From the entries below, copy every line where the string "Çevirici" appears.

### Data for this task:
--- --- ---
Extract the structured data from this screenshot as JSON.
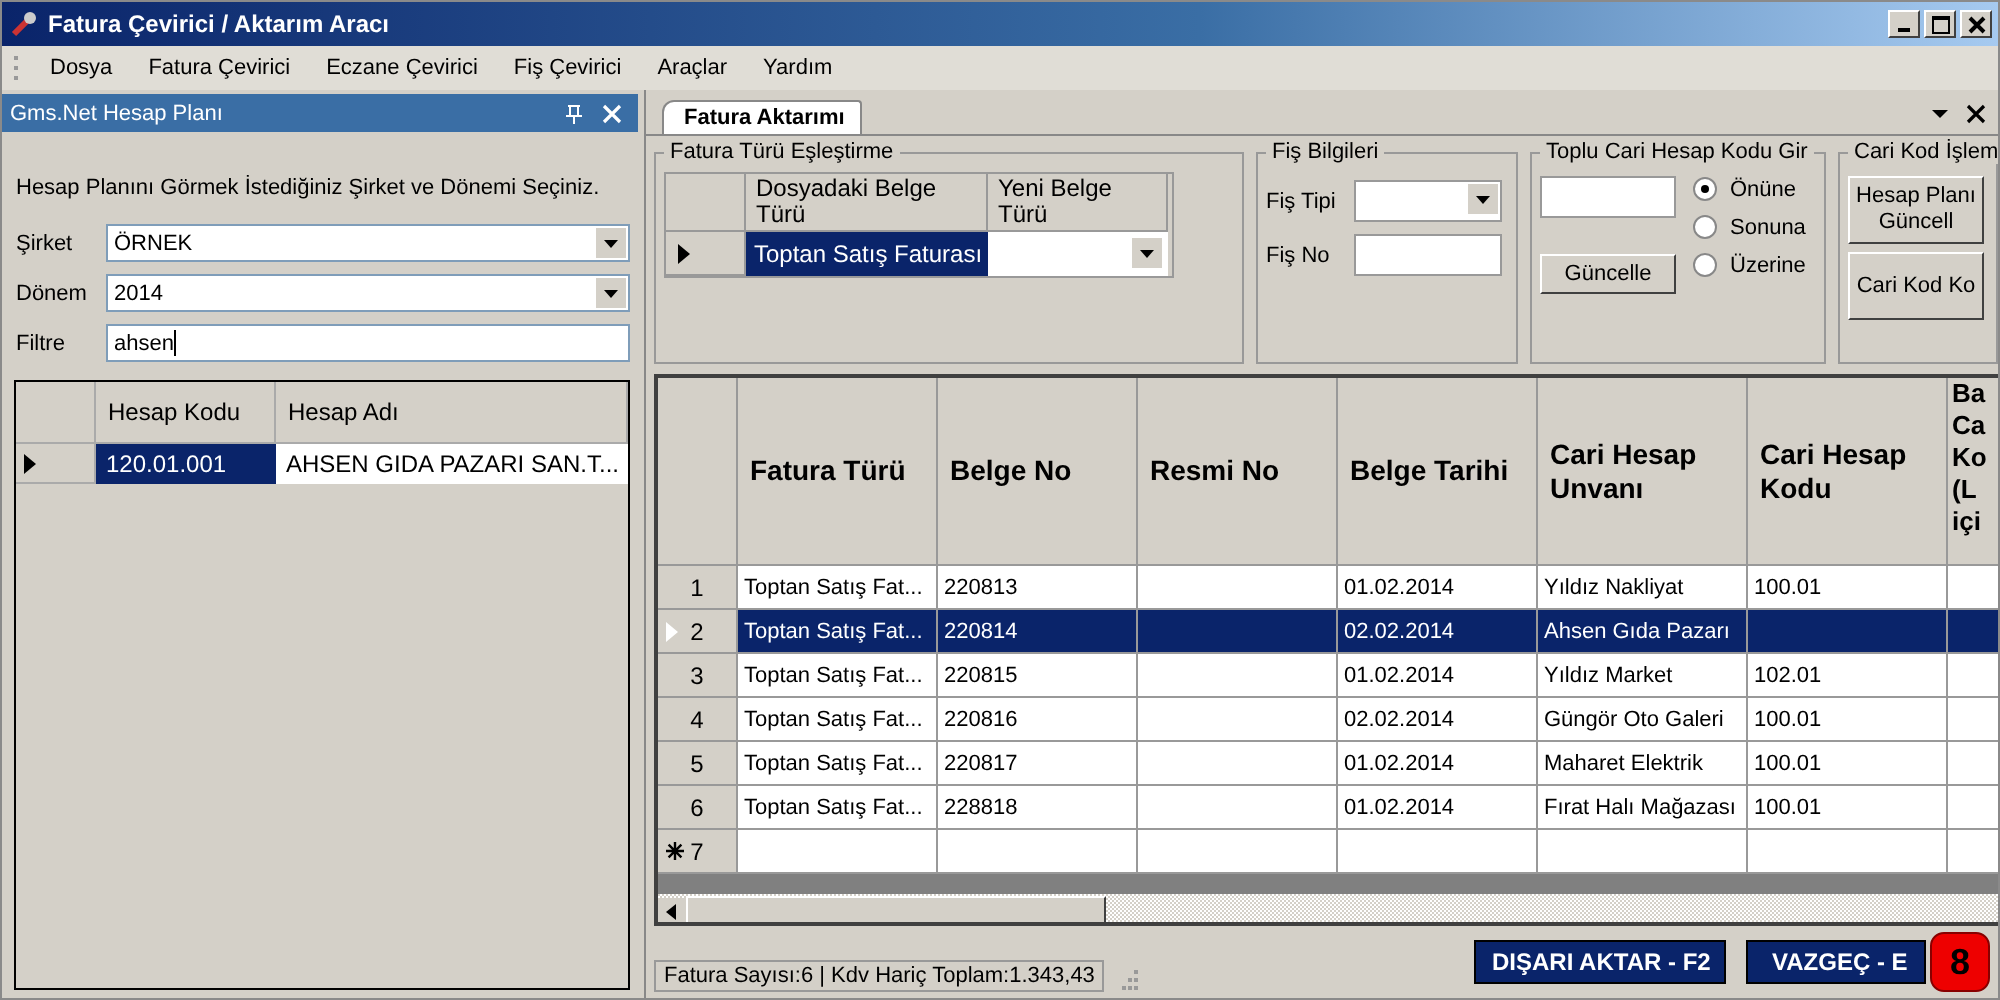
{
  "window": {
    "title": "Fatura Çevirici / Aktarım Aracı"
  },
  "menu": [
    {
      "label": "Dosya"
    },
    {
      "label": "Fatura Çevirici"
    },
    {
      "label": "Eczane Çevirici"
    },
    {
      "label": "Fiş Çevirici"
    },
    {
      "label": "Araçlar"
    },
    {
      "label": "Yardım"
    }
  ],
  "left_panel": {
    "title": "Gms.Net Hesap Planı",
    "instruction": "Hesap Planını Görmek İstediğiniz Şirket ve Dönemi Seçiniz.",
    "fields": [
      {
        "label": "Şirket",
        "value": "ÖRNEK",
        "kind": "combo"
      },
      {
        "label": "Dönem",
        "value": "2014",
        "kind": "combo"
      },
      {
        "label": "Filtre",
        "value": "ahsen",
        "kind": "text"
      }
    ],
    "table": {
      "columns": [
        "Hesap Kodu",
        "Hesap Adı"
      ],
      "rows": [
        {
          "cells": [
            "120.01.001",
            "AHSEN GIDA PAZARI SAN.T..."
          ],
          "selected": true
        }
      ]
    }
  },
  "tab": {
    "label": "Fatura Aktarımı",
    "selected": true
  },
  "mapping": {
    "title": "Fatura Türü Eşleştirme",
    "columns": [
      "Dosyadaki Belge Türü",
      "Yeni Belge Türü"
    ],
    "rows": [
      {
        "cells": [
          "Toptan Satış Faturası",
          ""
        ],
        "selected": true
      }
    ]
  },
  "fis": {
    "title": "Fiş Bilgileri",
    "fields": [
      {
        "label": "Fiş Tipi",
        "kind": "combo"
      },
      {
        "label": "Fiş No",
        "kind": "text"
      }
    ]
  },
  "toplu": {
    "title": "Toplu Cari Hesap Kodu Gir",
    "button": "Güncelle",
    "options": [
      {
        "label": "Önüne",
        "selected": true
      },
      {
        "label": "Sonuna",
        "selected": false
      },
      {
        "label": "Üzerine",
        "selected": false
      }
    ]
  },
  "cari": {
    "title": "Cari Kod İşlem",
    "buttons": [
      "Hesap Planı Güncell",
      "Cari Kod Ko"
    ]
  },
  "grid": {
    "columns": [
      "Fatura Türü",
      "Belge No",
      "Resmi No",
      "Belge Tarihi",
      "Cari Hesap Unvanı",
      "Cari Hesap Kodu",
      "Ba Ca Ko (L içi"
    ],
    "rows": [
      {
        "number": "1",
        "selected": false,
        "cells": [
          "Toptan Satış Fat...",
          "220813",
          "",
          "01.02.2014",
          "Yıldız Nakliyat",
          "100.01"
        ]
      },
      {
        "number": "2",
        "selected": true,
        "cells": [
          "Toptan Satış Fat...",
          "220814",
          "",
          "02.02.2014",
          "Ahsen Gıda Pazarı",
          ""
        ]
      },
      {
        "number": "3",
        "selected": false,
        "cells": [
          "Toptan Satış Fat...",
          "220815",
          "",
          "01.02.2014",
          "Yıldız Market",
          "102.01"
        ]
      },
      {
        "number": "4",
        "selected": false,
        "cells": [
          "Toptan Satış Fat...",
          "220816",
          "",
          "02.02.2014",
          "Güngör Oto Galeri",
          "100.01"
        ]
      },
      {
        "number": "5",
        "selected": false,
        "cells": [
          "Toptan Satış Fat...",
          "220817",
          "",
          "01.02.2014",
          "Maharet Elektrik",
          "100.01"
        ]
      },
      {
        "number": "6",
        "selected": false,
        "cells": [
          "Toptan Satış Fat...",
          "228818",
          "",
          "01.02.2014",
          "Fırat Halı Mağazası",
          "100.01"
        ]
      }
    ],
    "new_row_number": "7"
  },
  "status_bar": "Fatura Sayısı:6 | Kdv Hariç Toplam:1.343,43",
  "buttons": [
    "DIŞARI AKTAR - F2",
    "VAZGEÇ - E"
  ],
  "badge": "8"
}
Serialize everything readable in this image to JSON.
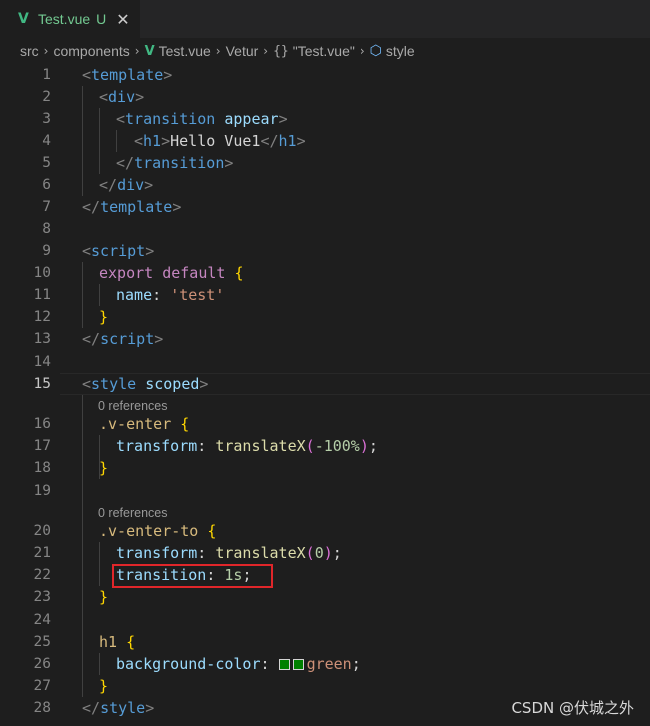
--- --- ---
### Result of the exercise:
    "title": "Fatura Çevirici / Aktarım Aracı"
      "label": "Fatura Çevirici"
      "label": "Eczane Çevirici"
      "label": "Fiş Çevirici"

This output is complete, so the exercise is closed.